Supplied information:
-*-

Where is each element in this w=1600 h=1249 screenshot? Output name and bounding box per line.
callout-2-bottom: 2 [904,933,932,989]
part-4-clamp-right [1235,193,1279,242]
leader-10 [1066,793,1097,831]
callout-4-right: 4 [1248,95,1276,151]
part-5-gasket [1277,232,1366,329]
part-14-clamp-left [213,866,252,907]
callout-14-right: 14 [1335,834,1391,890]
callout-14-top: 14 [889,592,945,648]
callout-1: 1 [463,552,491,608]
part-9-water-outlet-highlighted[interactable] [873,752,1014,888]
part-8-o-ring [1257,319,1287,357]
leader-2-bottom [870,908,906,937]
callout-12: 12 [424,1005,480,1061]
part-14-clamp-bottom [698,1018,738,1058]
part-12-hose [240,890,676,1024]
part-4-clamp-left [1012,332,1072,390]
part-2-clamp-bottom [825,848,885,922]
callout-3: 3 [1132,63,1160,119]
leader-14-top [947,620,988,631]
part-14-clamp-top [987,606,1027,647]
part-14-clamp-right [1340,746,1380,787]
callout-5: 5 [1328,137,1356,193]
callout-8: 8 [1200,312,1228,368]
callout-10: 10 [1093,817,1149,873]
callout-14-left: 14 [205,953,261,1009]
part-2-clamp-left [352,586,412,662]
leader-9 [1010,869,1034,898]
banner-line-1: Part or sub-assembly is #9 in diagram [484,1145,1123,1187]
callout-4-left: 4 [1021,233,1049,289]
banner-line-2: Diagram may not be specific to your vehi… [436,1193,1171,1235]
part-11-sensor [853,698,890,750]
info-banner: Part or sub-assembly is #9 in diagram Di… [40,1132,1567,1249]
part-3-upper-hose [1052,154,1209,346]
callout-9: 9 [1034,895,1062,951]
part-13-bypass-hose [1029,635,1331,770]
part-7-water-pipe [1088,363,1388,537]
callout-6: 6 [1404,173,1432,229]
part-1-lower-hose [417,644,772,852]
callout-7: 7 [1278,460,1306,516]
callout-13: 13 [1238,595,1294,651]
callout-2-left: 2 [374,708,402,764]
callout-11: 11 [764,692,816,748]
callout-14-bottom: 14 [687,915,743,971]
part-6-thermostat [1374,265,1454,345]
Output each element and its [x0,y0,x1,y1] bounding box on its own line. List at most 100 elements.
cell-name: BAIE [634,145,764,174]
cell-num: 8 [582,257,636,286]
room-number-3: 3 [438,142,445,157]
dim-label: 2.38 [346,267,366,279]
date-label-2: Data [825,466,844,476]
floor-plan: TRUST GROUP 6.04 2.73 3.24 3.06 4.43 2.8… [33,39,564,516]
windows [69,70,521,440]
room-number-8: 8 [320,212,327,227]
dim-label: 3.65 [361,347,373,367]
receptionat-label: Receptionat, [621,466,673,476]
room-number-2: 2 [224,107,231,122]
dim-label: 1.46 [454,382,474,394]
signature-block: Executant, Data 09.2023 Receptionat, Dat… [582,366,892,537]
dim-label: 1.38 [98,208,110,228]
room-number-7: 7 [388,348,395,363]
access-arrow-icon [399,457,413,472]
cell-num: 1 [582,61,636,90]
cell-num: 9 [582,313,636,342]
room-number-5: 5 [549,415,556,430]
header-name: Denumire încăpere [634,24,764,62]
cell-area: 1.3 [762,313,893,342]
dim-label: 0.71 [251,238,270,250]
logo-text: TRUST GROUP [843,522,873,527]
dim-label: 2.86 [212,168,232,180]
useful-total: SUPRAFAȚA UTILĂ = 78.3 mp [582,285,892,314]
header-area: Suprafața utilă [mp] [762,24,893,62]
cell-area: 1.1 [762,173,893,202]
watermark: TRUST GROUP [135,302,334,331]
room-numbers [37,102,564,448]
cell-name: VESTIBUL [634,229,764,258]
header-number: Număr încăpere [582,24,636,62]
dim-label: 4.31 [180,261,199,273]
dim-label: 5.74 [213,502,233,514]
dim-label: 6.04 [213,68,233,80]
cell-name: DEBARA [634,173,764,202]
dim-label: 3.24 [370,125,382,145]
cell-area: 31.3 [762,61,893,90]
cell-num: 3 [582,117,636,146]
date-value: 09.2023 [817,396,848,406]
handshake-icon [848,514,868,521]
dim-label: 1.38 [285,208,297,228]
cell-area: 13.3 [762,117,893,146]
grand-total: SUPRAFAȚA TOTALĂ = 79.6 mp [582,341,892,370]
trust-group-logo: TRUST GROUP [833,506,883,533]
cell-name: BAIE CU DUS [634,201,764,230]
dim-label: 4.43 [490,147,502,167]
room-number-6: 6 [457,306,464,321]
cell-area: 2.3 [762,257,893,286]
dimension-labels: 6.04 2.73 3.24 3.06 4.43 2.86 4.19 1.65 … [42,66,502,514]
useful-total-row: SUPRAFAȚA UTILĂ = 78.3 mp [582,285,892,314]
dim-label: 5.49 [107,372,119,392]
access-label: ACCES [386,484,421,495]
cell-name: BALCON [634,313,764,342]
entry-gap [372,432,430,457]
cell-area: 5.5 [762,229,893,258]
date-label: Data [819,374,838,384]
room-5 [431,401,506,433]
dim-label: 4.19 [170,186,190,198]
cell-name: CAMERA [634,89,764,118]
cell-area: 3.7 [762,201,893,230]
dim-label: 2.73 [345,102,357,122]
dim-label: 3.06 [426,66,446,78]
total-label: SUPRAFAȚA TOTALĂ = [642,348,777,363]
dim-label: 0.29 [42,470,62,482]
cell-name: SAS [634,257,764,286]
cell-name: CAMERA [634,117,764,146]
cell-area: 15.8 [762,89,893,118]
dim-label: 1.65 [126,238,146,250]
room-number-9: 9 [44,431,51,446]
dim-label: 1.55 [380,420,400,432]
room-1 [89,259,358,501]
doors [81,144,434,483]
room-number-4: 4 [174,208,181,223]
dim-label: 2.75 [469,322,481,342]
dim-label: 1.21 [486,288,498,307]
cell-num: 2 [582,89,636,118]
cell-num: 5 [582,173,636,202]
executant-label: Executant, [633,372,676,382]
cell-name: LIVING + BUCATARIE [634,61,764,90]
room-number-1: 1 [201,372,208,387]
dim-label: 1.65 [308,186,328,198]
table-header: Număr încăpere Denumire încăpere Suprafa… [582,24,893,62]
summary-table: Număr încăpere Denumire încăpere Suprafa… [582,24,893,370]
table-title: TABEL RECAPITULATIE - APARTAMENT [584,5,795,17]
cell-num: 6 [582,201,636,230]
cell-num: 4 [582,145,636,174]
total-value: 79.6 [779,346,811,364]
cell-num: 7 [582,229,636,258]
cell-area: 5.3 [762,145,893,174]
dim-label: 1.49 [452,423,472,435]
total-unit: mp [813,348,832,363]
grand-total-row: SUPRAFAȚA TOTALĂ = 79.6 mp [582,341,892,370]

-*-

Aim of the exercise:
Can you rewrite all the items above, changing each "bounding box" to "bbox" and keeping everything else the same?

Exercise solution:
Where is each element in this w=1600 h=1249 screenshot? Output name and bbox per line.
callout-2-bottom: 2 [904,933,932,989]
part-4-clamp-right [1235,193,1279,242]
leader-10 [1066,793,1097,831]
callout-4-right: 4 [1248,95,1276,151]
part-5-gasket [1277,232,1366,329]
part-14-clamp-left [213,866,252,907]
callout-14-right: 14 [1335,834,1391,890]
callout-14-top: 14 [889,592,945,648]
callout-1: 1 [463,552,491,608]
part-9-water-outlet-highlighted[interactable] [873,752,1014,888]
part-8-o-ring [1257,319,1287,357]
leader-2-bottom [870,908,906,937]
callout-12: 12 [424,1005,480,1061]
part-14-clamp-bottom [698,1018,738,1058]
part-12-hose [240,890,676,1024]
part-4-clamp-left [1012,332,1072,390]
part-2-clamp-bottom [825,848,885,922]
callout-3: 3 [1132,63,1160,119]
leader-14-top [947,620,988,631]
part-14-clamp-top [987,606,1027,647]
part-14-clamp-right [1340,746,1380,787]
callout-5: 5 [1328,137,1356,193]
callout-8: 8 [1200,312,1228,368]
callout-10: 10 [1093,817,1149,873]
callout-14-left: 14 [205,953,261,1009]
part-2-clamp-left [352,586,412,662]
leader-9 [1010,869,1034,898]
banner-line-1: Part or sub-assembly is #9 in diagram [484,1145,1123,1187]
callout-4-left: 4 [1021,233,1049,289]
banner-line-2: Diagram may not be specific to your vehi… [436,1193,1171,1235]
part-11-sensor [853,698,890,750]
info-banner: Part or sub-assembly is #9 in diagram Di… [40,1132,1567,1249]
part-3-upper-hose [1052,154,1209,346]
callout-9: 9 [1034,895,1062,951]
part-13-bypass-hose [1029,635,1331,770]
part-7-water-pipe [1088,363,1388,537]
callout-6: 6 [1404,173,1432,229]
part-1-lower-hose [417,644,772,852]
callout-7: 7 [1278,460,1306,516]
callout-13: 13 [1238,595,1294,651]
callout-2-left: 2 [374,708,402,764]
callout-11: 11 [764,692,816,748]
callout-14-bottom: 14 [687,915,743,971]
part-6-thermostat [1374,265,1454,345]
Output each element and its [x0,y0,x1,y1] bbox on its own line. List at most 100 elements.
cell-name: BAIE [634,145,764,174]
cell-num: 8 [582,257,636,286]
room-number-3: 3 [438,142,445,157]
dim-label: 2.38 [346,267,366,279]
date-label-2: Data [825,466,844,476]
floor-plan: TRUST GROUP 6.04 2.73 3.24 3.06 4.43 2.8… [33,39,564,516]
windows [69,70,521,440]
room-number-8: 8 [320,212,327,227]
dim-label: 3.65 [361,347,373,367]
receptionat-label: Receptionat, [621,466,673,476]
room-number-2: 2 [224,107,231,122]
dim-label: 1.46 [454,382,474,394]
signature-block: Executant, Data 09.2023 Receptionat, Dat… [582,366,892,537]
dim-label: 1.38 [98,208,110,228]
room-number-7: 7 [388,348,395,363]
access-arrow-icon [399,457,413,472]
cell-num: 1 [582,61,636,90]
cell-num: 9 [582,313,636,342]
room-number-5: 5 [549,415,556,430]
header-name: Denumire încăpere [634,24,764,62]
cell-area: 1.3 [762,313,893,342]
dim-label: 0.71 [251,238,270,250]
logo-text: TRUST GROUP [843,522,873,527]
dim-label: 2.86 [212,168,232,180]
useful-total: SUPRAFAȚA UTILĂ = 78.3 mp [582,285,892,314]
header-area: Suprafața utilă [mp] [762,24,893,62]
cell-area: 1.1 [762,173,893,202]
watermark: TRUST GROUP [135,302,334,331]
room-numbers [37,102,564,448]
cell-name: VESTIBUL [634,229,764,258]
header-number: Număr încăpere [582,24,636,62]
dim-label: 4.31 [180,261,199,273]
dim-label: 5.74 [213,502,233,514]
dim-label: 6.04 [213,68,233,80]
cell-name: DEBARA [634,173,764,202]
dim-label: 3.24 [370,125,382,145]
cell-area: 31.3 [762,61,893,90]
cell-num: 3 [582,117,636,146]
date-value: 09.2023 [817,396,848,406]
handshake-icon [848,514,868,521]
dim-label: 1.38 [285,208,297,228]
cell-area: 13.3 [762,117,893,146]
grand-total: SUPRAFAȚA TOTALĂ = 79.6 mp [582,341,892,370]
trust-group-logo: TRUST GROUP [833,506,883,533]
cell-name: BAIE CU DUS [634,201,764,230]
dim-label: 4.43 [490,147,502,167]
room-number-6: 6 [457,306,464,321]
cell-area: 2.3 [762,257,893,286]
dimension-labels: 6.04 2.73 3.24 3.06 4.43 2.86 4.19 1.65 … [42,66,502,514]
useful-total-row: SUPRAFAȚA UTILĂ = 78.3 mp [582,285,892,314]
dim-label: 5.49 [107,372,119,392]
access-label: ACCES [386,484,421,495]
cell-name: BALCON [634,313,764,342]
entry-gap [372,432,430,457]
cell-area: 5.5 [762,229,893,258]
date-label: Data [819,374,838,384]
room-5 [431,401,506,433]
dim-label: 4.19 [170,186,190,198]
cell-name: CAMERA [634,89,764,118]
cell-area: 3.7 [762,201,893,230]
dim-label: 2.73 [345,102,357,122]
dim-label: 3.06 [426,66,446,78]
total-label: SUPRAFAȚA TOTALĂ = [642,348,777,363]
dim-label: 0.29 [42,470,62,482]
cell-name: SAS [634,257,764,286]
cell-name: CAMERA [634,117,764,146]
cell-area: 15.8 [762,89,893,118]
dim-label: 1.65 [126,238,146,250]
room-number-9: 9 [44,431,51,446]
dim-label: 1.55 [380,420,400,432]
room-1 [89,259,358,501]
doors [81,144,434,483]
room-number-4: 4 [174,208,181,223]
dim-label: 2.75 [469,322,481,342]
dim-label: 1.21 [486,288,498,307]
cell-num: 2 [582,89,636,118]
cell-num: 5 [582,173,636,202]
executant-label: Executant, [633,372,676,382]
cell-name: LIVING + BUCATARIE [634,61,764,90]
room-number-1: 1 [201,372,208,387]
dim-label: 1.65 [308,186,328,198]
table-header: Număr încăpere Denumire încăpere Suprafa… [582,24,893,62]
summary-table: Număr încăpere Denumire încăpere Suprafa… [582,24,893,370]
table-title: TABEL RECAPITULATIE - APARTAMENT [584,5,795,17]
cell-num: 6 [582,201,636,230]
cell-num: 4 [582,145,636,174]
total-value: 79.6 [779,346,811,364]
cell-num: 7 [582,229,636,258]
cell-area: 5.3 [762,145,893,174]
dim-label: 1.49 [452,423,472,435]
total-unit: mp [813,348,832,363]
grand-total-row: SUPRAFAȚA TOTALĂ = 79.6 mp [582,341,892,370]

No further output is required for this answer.